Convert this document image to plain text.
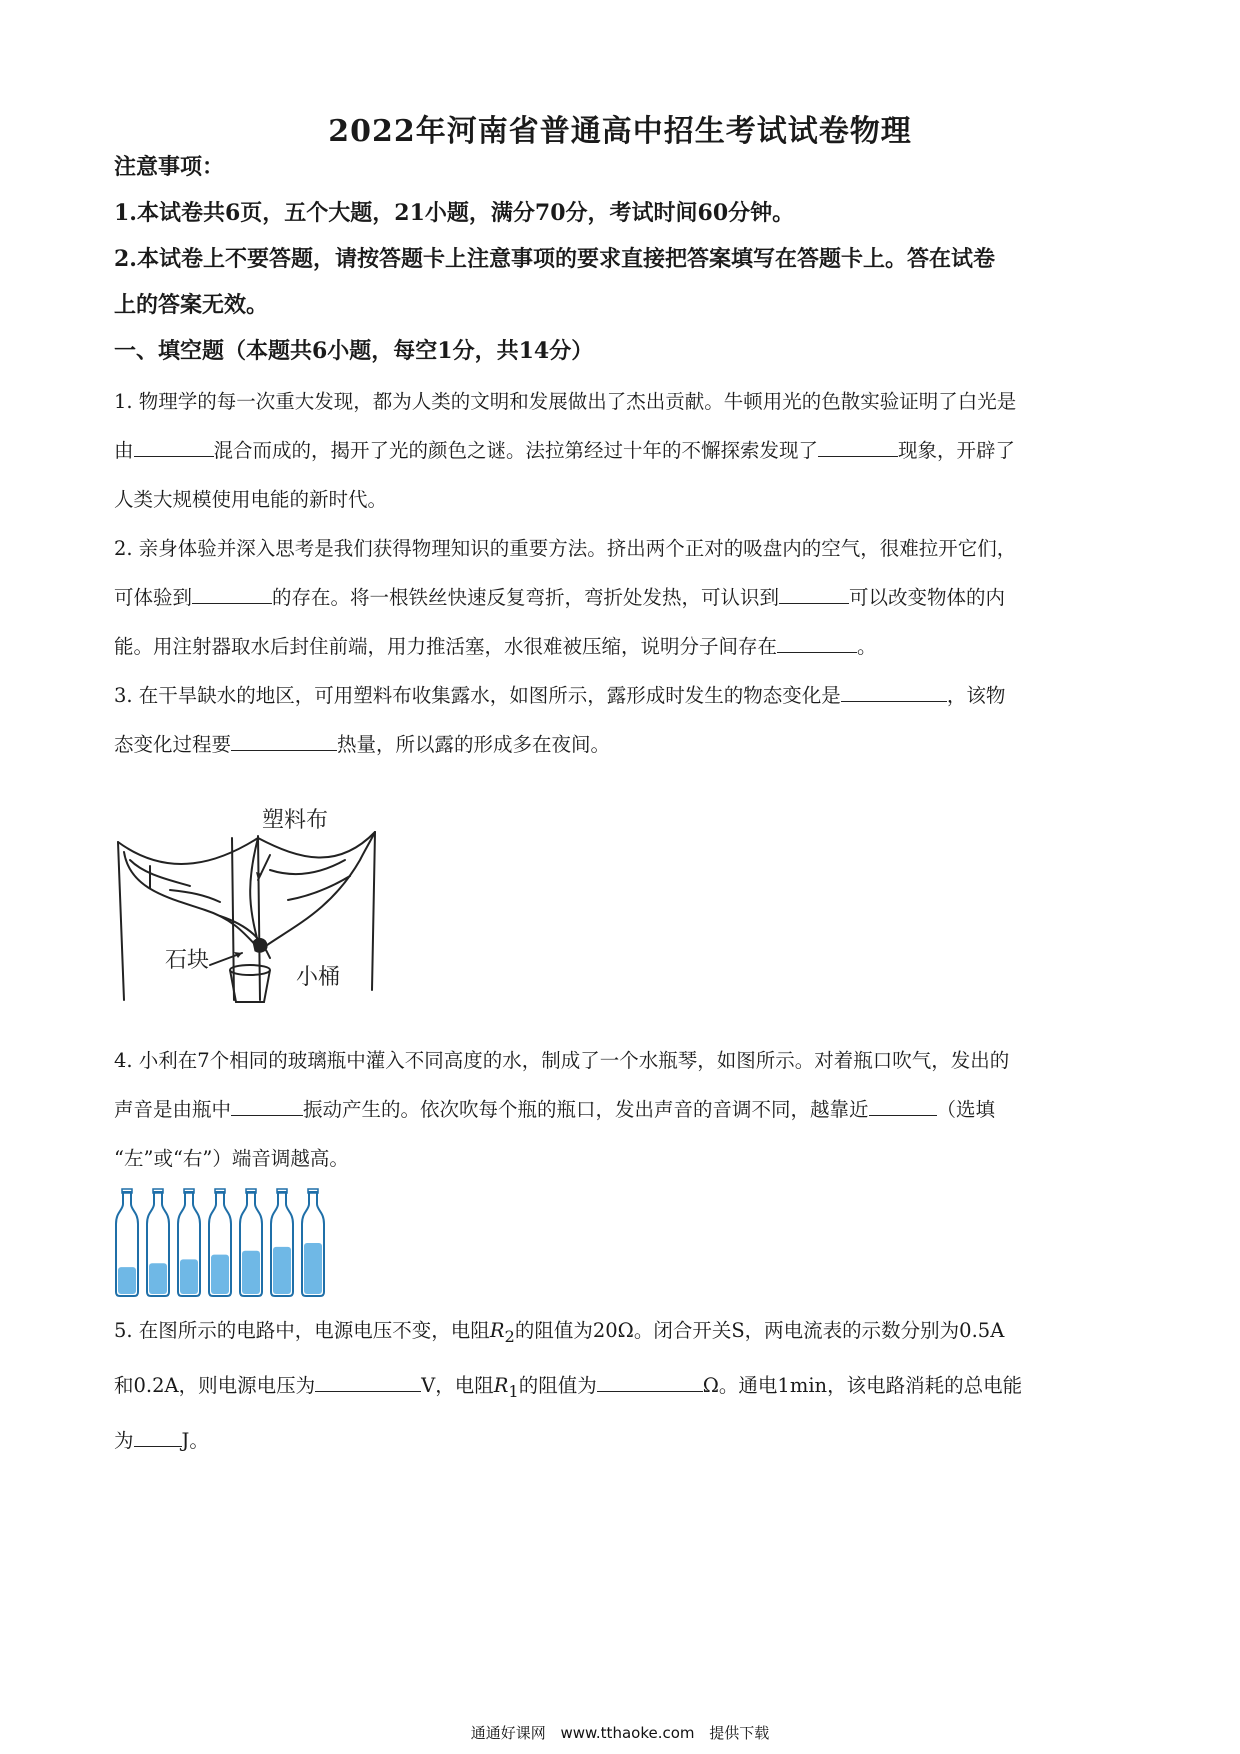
2022年河南省普通高中招生考试试卷物理
注意事项：
1.本试卷共6页，五个大题，21小题，满分70分，考试时间60分钟。
2.本试卷上不要答题，请按答题卡上注意事项的要求直接把答案填写在答题卡上。答在试卷
上的答案无效。
一、填空题（本题共6小题，每空1分，共14分）
1. 物理学的每一次重大发现，都为人类的文明和发展做出了杰出贡献。牛顿用光的色散实验证明了白光是
由	混合而成的，揭开了光的颜色之谜。法拉第经过十年的不懈探索发现了	现象，开辟了
人类大规模使用电能的新时代。
2. 亲身体验并深入思考是我们获得物理知识的重要方法。挤出两个正对的吸盘内的空气，很难拉开它们，
可体验到	的存在。将一根铁丝快速反复弯折，弯折处发热，可认识到	可以改变物体的内
能。用注射器取水后封住前端，用力推活塞，水很难被压缩，说明分子间存在	。
3. 在干旱缺水的地区，可用塑料布收集露水，如图所示，露形成时发生的物态变化是	，该物
态变化过程要	热量，所以露的形成多在夜间。
塑料布
石块
小桶
4. 小利在7个相同的玻璃瓶中灌入不同高度的水，制成了一个水瓶琴，如图所示。对着瓶口吹气，发出的
声音是由瓶中	振动产生的。依次吹每个瓶的瓶口，发出声音的音调不同，越靠近	（选填
“左”或“右”）端音调越高。
5. 在图所示的电路中，电源电压不变，电阻$R_2$的阻值为20Ω。闭合开关S，两电流表的示数分别为0.5A
和0.2A，则电源电压为	V，电阻$R_1$的阻值为	Ω。通电1min，该电路消耗的总电能
为 J。
通通好课网 www.tthaoke.com 提供下载
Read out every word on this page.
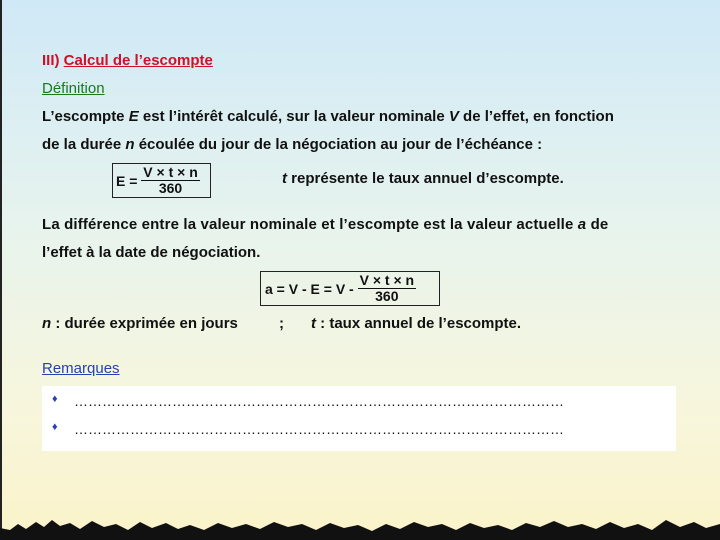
III) Calcul de l’escompte
Définition
L’escompte E est l’intérêt calculé, sur la valeur nominale V de l’effet, en fonction
de la durée n écoulée du jour de la négociation au jour de l’échéance :
$E = \frac{V \times t \times n}{360}$	t représente le taux annuel d’escompte.
La différence entre la valeur nominale et l’escompte est la valeur actuelle a de
l’effet à la date de négociation.
$a = V - E = V - \frac{V \times t \times n}{360}$
n : durée exprimée en jours	; t : taux annuel de l’escompte.
Remarques
♦ ……………………………………………………………………………………………
♦ ……………………………………………………………………………………………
• • • • • • •
### Goal
Quote the preceding records in their entirety, excluding every picture.

### The result
Convert this document image to plain text.
2022年河南省普通高中招生考试试卷物理
注意事项：
1.本试卷共6页，五个大题，21小题，满分70分，考试时间60分钟。
2.本试卷上不要答题，请按答题卡上注意事项的要求直接把答案填写在答题卡上。答在试卷
上的答案无效。
一、填空题（本题共6小题，每空1分，共14分）
1. 物理学的每一次重大发现，都为人类的文明和发展做出了杰出贡献。牛顿用光的色散实验证明了白光是
由	混合而成的，揭开了光的颜色之谜。法拉第经过十年的不懈探索发现了	现象，开辟了
人类大规模使用电能的新时代。
2. 亲身体验并深入思考是我们获得物理知识的重要方法。挤出两个正对的吸盘内的空气，很难拉开它们，
可体验到	的存在。将一根铁丝快速反复弯折，弯折处发热，可认识到	可以改变物体的内
能。用注射器取水后封住前端，用力推活塞，水很难被压缩，说明分子间存在	。
3. 在干旱缺水的地区，可用塑料布收集露水，如图所示，露形成时发生的物态变化是	，该物
态变化过程要	热量，所以露的形成多在夜间。
塑料布
石块
小桶
4. 小利在7个相同的玻璃瓶中灌入不同高度的水，制成了一个水瓶琴，如图所示。对着瓶口吹气，发出的
声音是由瓶中	振动产生的。依次吹每个瓶的瓶口，发出声音的音调不同，越靠近	（选填
“左”或“右”）端音调越高。
5. 在图所示的电路中，电源电压不变，电阻$R_2$的阻值为20Ω。闭合开关S，两电流表的示数分别为0.5A
和0.2A，则电源电压为	V，电阻$R_1$的阻值为	Ω。通电1min，该电路消耗的总电能
为 J。
通通好课网 www.tthaoke.com 提供下载
Read out every word on this page.
III) Calcul de l’escompte
Définition
L’escompte E est l’intérêt calculé, sur la valeur nominale V de l’effet, en fonction
de la durée n écoulée du jour de la négociation au jour de l’échéance :
$E = \frac{V \times t \times n}{360}$	t représente le taux annuel d’escompte.
La différence entre la valeur nominale et l’escompte est la valeur actuelle a de
l’effet à la date de négociation.
$a = V - E = V - \frac{V \times t \times n}{360}$
n : durée exprimée en jours	; t : taux annuel de l’escompte.
Remarques
♦ ……………………………………………………………………………………………
♦ ……………………………………………………………………………………………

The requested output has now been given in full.